• [TASK DETAILS]:
Output the material below in full, exactly as it is.

• [SOURCE MATERIAL]:
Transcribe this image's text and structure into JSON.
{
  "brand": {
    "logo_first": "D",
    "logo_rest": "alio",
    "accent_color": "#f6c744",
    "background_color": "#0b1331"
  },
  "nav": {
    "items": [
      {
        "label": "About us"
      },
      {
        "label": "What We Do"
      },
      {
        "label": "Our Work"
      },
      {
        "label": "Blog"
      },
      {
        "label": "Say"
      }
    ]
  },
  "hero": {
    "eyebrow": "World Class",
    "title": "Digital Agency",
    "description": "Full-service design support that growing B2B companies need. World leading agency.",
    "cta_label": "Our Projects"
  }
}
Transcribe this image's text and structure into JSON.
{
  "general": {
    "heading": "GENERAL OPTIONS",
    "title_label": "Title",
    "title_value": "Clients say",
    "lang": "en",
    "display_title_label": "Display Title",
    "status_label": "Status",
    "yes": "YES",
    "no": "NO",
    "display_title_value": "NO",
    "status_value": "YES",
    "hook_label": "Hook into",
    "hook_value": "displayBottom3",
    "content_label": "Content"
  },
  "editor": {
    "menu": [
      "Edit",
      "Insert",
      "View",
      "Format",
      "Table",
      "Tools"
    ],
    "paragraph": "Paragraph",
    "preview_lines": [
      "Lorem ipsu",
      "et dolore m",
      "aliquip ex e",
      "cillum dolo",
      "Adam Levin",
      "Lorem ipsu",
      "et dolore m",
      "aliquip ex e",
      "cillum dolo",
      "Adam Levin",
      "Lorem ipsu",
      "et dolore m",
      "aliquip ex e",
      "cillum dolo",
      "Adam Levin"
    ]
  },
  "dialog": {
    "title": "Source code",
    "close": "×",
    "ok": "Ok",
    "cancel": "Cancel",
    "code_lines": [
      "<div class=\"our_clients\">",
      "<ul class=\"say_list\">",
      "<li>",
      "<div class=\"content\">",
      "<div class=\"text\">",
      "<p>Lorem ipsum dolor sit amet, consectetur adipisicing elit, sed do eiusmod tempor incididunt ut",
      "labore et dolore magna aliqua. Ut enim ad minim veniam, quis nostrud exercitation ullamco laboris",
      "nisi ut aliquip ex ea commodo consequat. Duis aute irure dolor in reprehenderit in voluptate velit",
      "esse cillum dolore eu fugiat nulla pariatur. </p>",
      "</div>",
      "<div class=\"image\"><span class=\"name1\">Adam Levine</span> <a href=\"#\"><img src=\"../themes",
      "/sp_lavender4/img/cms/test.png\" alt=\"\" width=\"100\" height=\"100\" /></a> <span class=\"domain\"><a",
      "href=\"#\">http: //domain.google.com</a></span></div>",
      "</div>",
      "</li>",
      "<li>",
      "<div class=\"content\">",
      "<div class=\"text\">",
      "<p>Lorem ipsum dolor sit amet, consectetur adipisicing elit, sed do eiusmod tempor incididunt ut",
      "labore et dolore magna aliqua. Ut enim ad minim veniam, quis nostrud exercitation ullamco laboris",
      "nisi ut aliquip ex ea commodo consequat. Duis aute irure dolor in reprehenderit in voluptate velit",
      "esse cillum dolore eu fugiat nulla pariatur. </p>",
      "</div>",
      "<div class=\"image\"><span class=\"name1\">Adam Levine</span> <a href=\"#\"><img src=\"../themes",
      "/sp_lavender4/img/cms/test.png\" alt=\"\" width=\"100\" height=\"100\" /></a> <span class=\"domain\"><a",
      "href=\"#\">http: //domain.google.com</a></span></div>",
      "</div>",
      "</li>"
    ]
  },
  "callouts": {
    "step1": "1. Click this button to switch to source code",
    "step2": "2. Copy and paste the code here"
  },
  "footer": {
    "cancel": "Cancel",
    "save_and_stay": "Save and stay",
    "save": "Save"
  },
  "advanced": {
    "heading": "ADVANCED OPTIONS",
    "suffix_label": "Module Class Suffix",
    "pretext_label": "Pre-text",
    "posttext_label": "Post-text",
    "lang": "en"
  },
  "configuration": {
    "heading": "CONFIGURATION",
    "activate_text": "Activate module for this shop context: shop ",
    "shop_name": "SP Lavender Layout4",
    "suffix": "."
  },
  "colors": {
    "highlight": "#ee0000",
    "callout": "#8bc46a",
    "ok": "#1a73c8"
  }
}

• [TASK ANSWER]:
Transcribe this image's text and structure into JSON.
{
  "brand": {
    "logo_first": "D",
    "logo_rest": "alio",
    "accent_color": "#f6c744",
    "background_color": "#0b1331"
  },
  "nav": {
    "items": [
      {
        "label": "About us"
      },
      {
        "label": "What We Do"
      },
      {
        "label": "Our Work"
      },
      {
        "label": "Blog"
      },
      {
        "label": "Say"
      }
    ]
  },
  "hero": {
    "eyebrow": "World Class",
    "title": "Digital Agency",
    "description": "Full-service design support that growing B2B companies need. World leading agency.",
    "cta_label": "Our Projects"
  }
}
Transcribe this image's text and structure into JSON.
{
  "general": {
    "heading": "GENERAL OPTIONS",
    "title_label": "Title",
    "title_value": "Clients say",
    "lang": "en",
    "display_title_label": "Display Title",
    "status_label": "Status",
    "yes": "YES",
    "no": "NO",
    "display_title_value": "NO",
    "status_value": "YES",
    "hook_label": "Hook into",
    "hook_value": "displayBottom3",
    "content_label": "Content"
  },
  "editor": {
    "menu": [
      "Edit",
      "Insert",
      "View",
      "Format",
      "Table",
      "Tools"
    ],
    "paragraph": "Paragraph",
    "preview_lines": [
      "Lorem ipsu",
      "et dolore m",
      "aliquip ex e",
      "cillum dolo",
      "Adam Levin",
      "Lorem ipsu",
      "et dolore m",
      "aliquip ex e",
      "cillum dolo",
      "Adam Levin",
      "Lorem ipsu",
      "et dolore m",
      "aliquip ex e",
      "cillum dolo",
      "Adam Levin"
    ]
  },
  "dialog": {
    "title": "Source code",
    "close": "×",
    "ok": "Ok",
    "cancel": "Cancel",
    "code_lines": [
      "<div class=\"our_clients\">",
      "<ul class=\"say_list\">",
      "<li>",
      "<div class=\"content\">",
      "<div class=\"text\">",
      "<p>Lorem ipsum dolor sit amet, consectetur adipisicing elit, sed do eiusmod tempor incididunt ut",
      "labore et dolore magna aliqua. Ut enim ad minim veniam, quis nostrud exercitation ullamco laboris",
      "nisi ut aliquip ex ea commodo consequat. Duis aute irure dolor in reprehenderit in voluptate velit",
      "esse cillum dolore eu fugiat nulla pariatur. </p>",
      "</div>",
      "<div class=\"image\"><span class=\"name1\">Adam Levine</span> <a href=\"#\"><img src=\"../themes",
      "/sp_lavender4/img/cms/test.png\" alt=\"\" width=\"100\" height=\"100\" /></a> <span class=\"domain\"><a",
      "href=\"#\">http: //domain.google.com</a></span></div>",
      "</div>",
      "</li>",
      "<li>",
      "<div class=\"content\">",
      "<div class=\"text\">",
      "<p>Lorem ipsum dolor sit amet, consectetur adipisicing elit, sed do eiusmod tempor incididunt ut",
      "labore et dolore magna aliqua. Ut enim ad minim veniam, quis nostrud exercitation ullamco laboris",
      "nisi ut aliquip ex ea commodo consequat. Duis aute irure dolor in reprehenderit in voluptate velit",
      "esse cillum dolore eu fugiat nulla pariatur. </p>",
      "</div>",
      "<div class=\"image\"><span class=\"name1\">Adam Levine</span> <a href=\"#\"><img src=\"../themes",
      "/sp_lavender4/img/cms/test.png\" alt=\"\" width=\"100\" height=\"100\" /></a> <span class=\"domain\"><a",
      "href=\"#\">http: //domain.google.com</a></span></div>",
      "</div>",
      "</li>"
    ]
  },
  "callouts": {
    "step1": "1. Click this button to switch to source code",
    "step2": "2. Copy and paste the code here"
  },
  "footer": {
    "cancel": "Cancel",
    "save_and_stay": "Save and stay",
    "save": "Save"
  },
  "advanced": {
    "heading": "ADVANCED OPTIONS",
    "suffix_label": "Module Class Suffix",
    "pretext_label": "Pre-text",
    "posttext_label": "Post-text",
    "lang": "en"
  },
  "configuration": {
    "heading": "CONFIGURATION",
    "activate_text": "Activate module for this shop context: shop ",
    "shop_name": "SP Lavender Layout4",
    "suffix": "."
  },
  "colors": {
    "highlight": "#ee0000",
    "callout": "#8bc46a",
    "ok": "#1a73c8"
  }
}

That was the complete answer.